Chart and figure data:
##############################
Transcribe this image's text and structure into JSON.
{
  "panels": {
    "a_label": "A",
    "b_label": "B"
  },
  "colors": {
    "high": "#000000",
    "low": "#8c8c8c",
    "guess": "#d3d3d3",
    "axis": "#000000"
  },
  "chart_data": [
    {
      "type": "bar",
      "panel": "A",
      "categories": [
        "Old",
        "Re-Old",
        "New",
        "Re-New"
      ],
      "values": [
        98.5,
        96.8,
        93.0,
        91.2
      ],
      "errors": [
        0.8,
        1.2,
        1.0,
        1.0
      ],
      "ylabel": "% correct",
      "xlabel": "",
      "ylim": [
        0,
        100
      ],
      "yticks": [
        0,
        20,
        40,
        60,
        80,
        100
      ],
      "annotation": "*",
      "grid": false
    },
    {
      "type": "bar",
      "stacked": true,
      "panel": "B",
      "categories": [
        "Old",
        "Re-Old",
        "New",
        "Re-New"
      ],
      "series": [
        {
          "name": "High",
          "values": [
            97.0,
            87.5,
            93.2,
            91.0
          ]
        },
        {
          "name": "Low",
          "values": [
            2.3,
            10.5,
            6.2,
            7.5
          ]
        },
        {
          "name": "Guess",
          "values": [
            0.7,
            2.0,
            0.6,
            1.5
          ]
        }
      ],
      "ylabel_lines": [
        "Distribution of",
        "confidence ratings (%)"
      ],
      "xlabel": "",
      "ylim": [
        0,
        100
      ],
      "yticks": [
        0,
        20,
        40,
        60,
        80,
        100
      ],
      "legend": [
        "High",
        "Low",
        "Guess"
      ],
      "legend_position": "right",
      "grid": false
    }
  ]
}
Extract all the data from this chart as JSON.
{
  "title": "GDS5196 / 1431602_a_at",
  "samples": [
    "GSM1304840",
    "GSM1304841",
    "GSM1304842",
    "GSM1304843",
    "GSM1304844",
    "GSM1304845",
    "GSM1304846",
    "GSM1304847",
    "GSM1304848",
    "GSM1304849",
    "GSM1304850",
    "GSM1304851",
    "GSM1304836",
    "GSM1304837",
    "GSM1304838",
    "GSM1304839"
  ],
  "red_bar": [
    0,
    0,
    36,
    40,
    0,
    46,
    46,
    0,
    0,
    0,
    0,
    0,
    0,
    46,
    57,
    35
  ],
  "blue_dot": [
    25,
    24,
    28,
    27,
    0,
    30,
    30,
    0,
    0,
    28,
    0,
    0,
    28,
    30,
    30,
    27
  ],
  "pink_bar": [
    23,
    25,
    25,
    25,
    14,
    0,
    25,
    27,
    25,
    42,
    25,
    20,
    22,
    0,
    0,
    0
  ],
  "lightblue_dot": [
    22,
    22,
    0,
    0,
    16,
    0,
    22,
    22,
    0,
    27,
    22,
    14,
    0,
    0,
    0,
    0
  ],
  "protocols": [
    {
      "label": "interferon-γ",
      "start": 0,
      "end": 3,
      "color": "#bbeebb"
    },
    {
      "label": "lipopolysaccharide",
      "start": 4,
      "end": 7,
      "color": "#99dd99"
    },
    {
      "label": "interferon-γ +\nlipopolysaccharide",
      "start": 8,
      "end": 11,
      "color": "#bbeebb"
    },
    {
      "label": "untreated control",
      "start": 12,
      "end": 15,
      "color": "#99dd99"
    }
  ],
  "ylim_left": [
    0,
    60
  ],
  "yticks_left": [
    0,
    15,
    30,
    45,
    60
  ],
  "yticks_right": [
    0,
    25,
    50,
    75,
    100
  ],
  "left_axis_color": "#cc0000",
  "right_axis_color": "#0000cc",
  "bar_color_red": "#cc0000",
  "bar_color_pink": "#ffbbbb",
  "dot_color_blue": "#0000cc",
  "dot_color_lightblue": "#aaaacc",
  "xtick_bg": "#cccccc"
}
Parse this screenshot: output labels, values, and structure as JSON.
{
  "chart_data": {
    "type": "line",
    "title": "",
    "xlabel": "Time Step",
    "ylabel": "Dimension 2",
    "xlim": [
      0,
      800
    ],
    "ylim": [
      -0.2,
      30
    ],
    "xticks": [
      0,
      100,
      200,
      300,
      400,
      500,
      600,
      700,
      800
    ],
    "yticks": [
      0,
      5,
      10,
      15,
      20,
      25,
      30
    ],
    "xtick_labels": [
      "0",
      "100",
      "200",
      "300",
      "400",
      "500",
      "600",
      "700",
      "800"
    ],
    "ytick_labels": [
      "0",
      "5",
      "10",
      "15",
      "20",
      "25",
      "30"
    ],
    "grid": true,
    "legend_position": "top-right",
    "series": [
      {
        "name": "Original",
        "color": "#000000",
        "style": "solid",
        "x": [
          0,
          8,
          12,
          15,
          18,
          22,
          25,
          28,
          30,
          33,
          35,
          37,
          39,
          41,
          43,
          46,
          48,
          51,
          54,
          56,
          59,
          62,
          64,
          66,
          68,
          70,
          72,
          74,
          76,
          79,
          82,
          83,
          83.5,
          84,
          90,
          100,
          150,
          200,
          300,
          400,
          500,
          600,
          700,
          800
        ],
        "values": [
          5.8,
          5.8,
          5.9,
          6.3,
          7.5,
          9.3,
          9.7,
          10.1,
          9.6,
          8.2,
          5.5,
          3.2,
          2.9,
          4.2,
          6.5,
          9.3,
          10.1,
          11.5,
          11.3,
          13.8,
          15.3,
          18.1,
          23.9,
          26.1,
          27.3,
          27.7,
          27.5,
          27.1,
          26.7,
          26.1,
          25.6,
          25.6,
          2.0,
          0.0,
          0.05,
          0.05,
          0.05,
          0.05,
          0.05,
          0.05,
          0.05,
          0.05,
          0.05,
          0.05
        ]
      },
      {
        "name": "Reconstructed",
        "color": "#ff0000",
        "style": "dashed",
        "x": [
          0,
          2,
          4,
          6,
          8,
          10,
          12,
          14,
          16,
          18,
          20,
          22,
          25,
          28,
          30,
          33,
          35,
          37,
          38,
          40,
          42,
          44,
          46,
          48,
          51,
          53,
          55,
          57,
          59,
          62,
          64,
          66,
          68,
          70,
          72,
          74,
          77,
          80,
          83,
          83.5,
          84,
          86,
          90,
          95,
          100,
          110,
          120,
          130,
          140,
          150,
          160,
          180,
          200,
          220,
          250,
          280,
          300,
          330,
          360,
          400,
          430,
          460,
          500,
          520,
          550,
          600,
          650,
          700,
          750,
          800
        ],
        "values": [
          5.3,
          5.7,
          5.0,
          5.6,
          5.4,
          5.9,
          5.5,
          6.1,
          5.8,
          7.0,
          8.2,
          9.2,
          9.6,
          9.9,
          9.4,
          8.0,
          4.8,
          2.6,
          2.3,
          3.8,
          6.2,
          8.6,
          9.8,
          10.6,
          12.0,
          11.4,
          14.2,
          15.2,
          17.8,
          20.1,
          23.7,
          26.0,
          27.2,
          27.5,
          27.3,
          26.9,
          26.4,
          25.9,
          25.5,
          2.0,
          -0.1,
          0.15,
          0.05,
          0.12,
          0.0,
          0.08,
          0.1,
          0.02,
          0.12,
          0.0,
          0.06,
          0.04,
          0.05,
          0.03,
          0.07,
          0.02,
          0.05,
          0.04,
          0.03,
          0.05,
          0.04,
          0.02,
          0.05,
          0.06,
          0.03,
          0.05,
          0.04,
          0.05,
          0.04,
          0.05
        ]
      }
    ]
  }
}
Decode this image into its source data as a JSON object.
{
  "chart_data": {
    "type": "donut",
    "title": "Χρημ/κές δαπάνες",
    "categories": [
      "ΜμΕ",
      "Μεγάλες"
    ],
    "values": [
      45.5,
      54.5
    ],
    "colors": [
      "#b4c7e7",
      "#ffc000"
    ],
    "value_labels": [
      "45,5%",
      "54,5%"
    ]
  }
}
##############################
- [PROMPT] Exactly and only the lines from the one containing "Decode this image" through the end of the material are to be reproduced, both ends included.

- [WRITTEN RESPONSE]
Decode this image into its source data as a JSON object.
{
  "chart_data": {
    "type": "donut",
    "title": "Χρημ/κές δαπάνες",
    "categories": [
      "ΜμΕ",
      "Μεγάλες"
    ],
    "values": [
      45.5,
      54.5
    ],
    "colors": [
      "#b4c7e7",
      "#ffc000"
    ],
    "value_labels": [
      "45,5%",
      "54,5%"
    ]
  }
}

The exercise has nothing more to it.